Problem statement:
Output the data word for word, dropping every image.
======== Data ========
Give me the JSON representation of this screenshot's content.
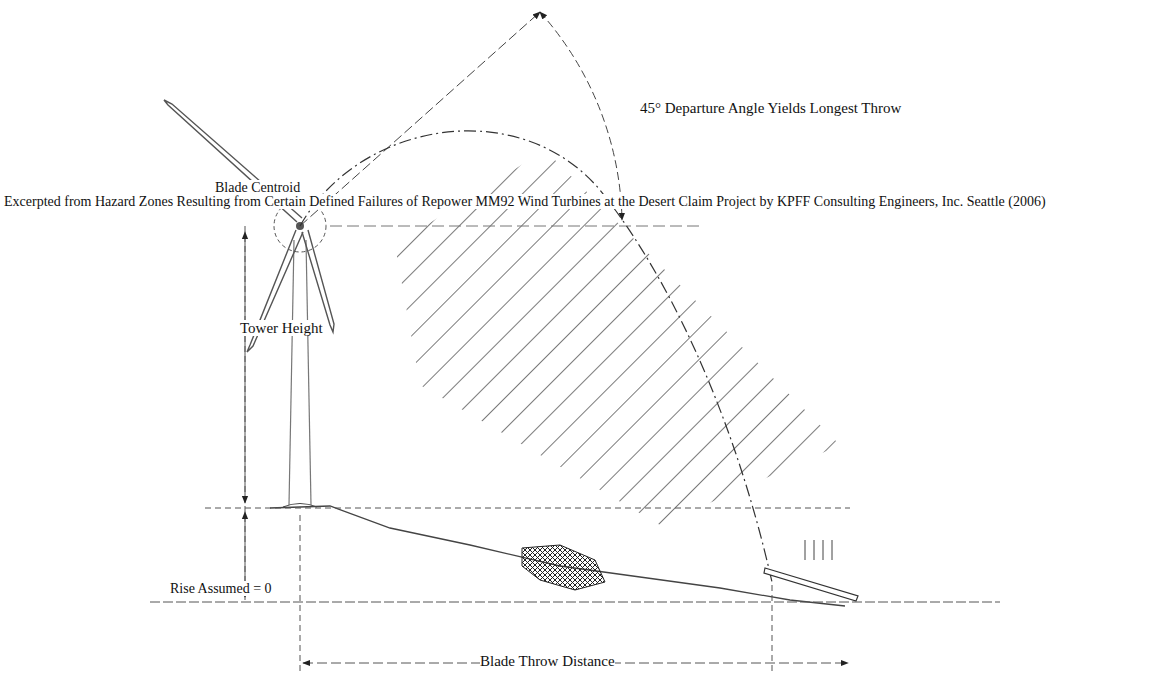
{
  "diagram": {
    "labels": [
      "45° Departure Angle Yields Longest Throw",
      "Blade Centroid",
      "Excerpted from Hazard Zones Resulting from Certain Defined Failures of Repower MM92 Wind Turbines at the Desert Claim Project by KPFF Consulting Engineers, Inc. Seattle (2006)",
      "Tower Height",
      "Rise Assumed = 0",
      "Blade Throw Distance"
    ]
  }
}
========
Response:
Give me the JSON representation of this screenshot's content.
{
  "diagram": {
    "labels": [
      "45° Departure Angle Yields Longest Throw",
      "Blade Centroid",
      "Excerpted from Hazard Zones Resulting from Certain Defined Failures of Repower MM92 Wind Turbines at the Desert Claim Project by KPFF Consulting Engineers, Inc. Seattle (2006)",
      "Tower Height",
      "Rise Assumed = 0",
      "Blade Throw Distance"
    ]
  }
}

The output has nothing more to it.